--- START ---
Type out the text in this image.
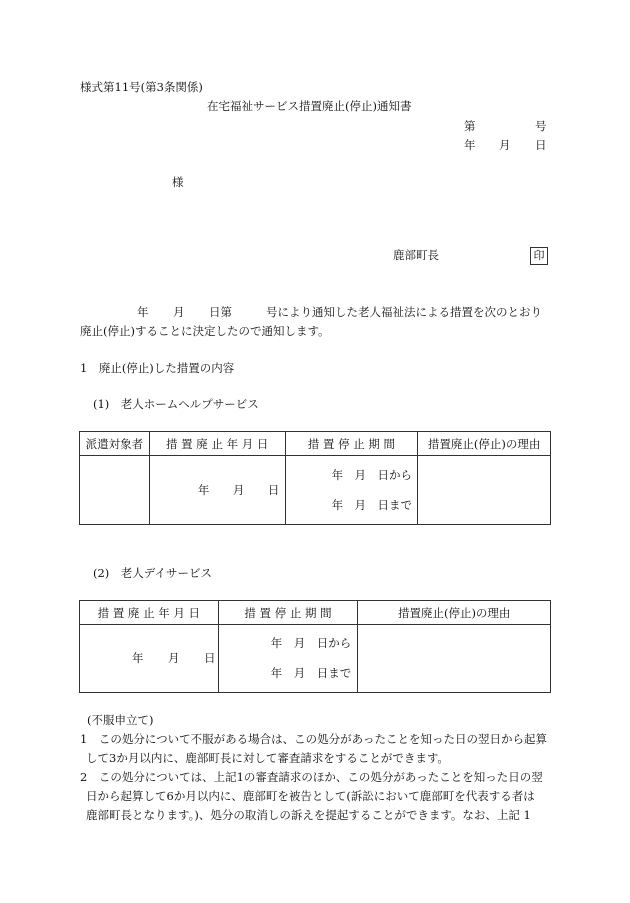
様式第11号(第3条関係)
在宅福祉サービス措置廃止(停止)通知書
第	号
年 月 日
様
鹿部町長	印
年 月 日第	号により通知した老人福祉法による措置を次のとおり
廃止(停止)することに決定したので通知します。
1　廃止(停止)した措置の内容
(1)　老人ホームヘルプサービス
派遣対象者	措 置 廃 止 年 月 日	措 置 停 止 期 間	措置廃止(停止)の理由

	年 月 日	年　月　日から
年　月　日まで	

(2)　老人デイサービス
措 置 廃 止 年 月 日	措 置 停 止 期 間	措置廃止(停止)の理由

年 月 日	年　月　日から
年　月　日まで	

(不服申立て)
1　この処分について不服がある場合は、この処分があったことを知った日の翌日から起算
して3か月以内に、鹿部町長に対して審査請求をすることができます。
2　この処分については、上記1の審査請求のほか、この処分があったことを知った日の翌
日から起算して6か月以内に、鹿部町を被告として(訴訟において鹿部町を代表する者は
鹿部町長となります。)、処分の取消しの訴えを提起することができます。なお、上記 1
--- END ---
--- START ---
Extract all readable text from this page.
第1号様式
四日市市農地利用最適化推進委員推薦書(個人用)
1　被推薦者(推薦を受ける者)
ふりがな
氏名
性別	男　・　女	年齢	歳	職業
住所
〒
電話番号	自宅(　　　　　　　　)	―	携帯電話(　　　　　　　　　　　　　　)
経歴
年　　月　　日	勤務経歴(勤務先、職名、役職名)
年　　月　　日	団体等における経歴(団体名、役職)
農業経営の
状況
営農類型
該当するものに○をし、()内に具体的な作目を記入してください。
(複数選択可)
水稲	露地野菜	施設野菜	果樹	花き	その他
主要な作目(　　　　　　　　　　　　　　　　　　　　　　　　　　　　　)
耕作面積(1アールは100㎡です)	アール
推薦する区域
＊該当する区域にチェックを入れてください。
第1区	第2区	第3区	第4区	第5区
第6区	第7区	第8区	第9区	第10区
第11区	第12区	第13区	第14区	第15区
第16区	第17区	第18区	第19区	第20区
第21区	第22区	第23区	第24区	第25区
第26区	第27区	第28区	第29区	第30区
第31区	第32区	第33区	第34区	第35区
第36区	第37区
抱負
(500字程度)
--- END ---
--- START ---
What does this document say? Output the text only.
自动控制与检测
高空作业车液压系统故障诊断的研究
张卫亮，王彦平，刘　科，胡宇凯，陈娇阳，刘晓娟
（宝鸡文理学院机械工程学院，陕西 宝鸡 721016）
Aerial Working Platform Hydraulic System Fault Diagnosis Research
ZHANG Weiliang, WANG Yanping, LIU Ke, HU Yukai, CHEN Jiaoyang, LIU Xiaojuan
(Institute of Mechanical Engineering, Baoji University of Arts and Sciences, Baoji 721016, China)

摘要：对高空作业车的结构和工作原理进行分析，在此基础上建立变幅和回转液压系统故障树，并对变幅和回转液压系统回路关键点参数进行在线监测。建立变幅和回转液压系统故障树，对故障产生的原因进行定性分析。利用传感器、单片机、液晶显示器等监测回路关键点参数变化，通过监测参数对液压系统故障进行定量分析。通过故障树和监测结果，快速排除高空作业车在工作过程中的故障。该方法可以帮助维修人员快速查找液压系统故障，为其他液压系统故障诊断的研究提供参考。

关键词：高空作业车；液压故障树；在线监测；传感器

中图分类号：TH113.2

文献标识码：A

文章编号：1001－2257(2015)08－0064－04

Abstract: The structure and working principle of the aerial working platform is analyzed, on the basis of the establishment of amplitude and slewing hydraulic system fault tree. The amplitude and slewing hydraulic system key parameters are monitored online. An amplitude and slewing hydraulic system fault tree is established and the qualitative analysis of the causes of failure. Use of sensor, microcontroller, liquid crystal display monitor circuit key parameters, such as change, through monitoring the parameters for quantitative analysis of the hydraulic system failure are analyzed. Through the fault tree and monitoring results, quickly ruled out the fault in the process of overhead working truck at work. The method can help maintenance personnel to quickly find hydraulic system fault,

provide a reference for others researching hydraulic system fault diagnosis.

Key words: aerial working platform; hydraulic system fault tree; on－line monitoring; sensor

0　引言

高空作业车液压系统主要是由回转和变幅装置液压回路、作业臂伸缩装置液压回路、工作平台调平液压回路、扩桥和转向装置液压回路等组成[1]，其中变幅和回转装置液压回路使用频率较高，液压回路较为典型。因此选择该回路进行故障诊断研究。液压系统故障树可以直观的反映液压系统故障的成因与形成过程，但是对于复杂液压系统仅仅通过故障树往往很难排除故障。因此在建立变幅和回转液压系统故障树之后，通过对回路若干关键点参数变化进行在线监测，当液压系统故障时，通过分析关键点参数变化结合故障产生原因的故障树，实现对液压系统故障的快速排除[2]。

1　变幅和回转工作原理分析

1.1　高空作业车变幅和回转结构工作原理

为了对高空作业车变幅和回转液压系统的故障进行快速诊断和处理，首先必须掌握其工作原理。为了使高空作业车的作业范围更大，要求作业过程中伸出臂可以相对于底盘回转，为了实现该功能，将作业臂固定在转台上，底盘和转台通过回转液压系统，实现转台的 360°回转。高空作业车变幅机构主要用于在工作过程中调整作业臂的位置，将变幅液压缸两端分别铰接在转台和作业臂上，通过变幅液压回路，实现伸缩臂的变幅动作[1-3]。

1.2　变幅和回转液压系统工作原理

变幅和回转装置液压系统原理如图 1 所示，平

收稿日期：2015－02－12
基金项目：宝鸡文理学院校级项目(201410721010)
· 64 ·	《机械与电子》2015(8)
--- END ---
- _The problem_: Read the entries and select each line where the word "this" is found.

- _Solution to the exercise_:
Type out the text in this image.
Extract all readable text from this page.
What does this document say? Output the text only.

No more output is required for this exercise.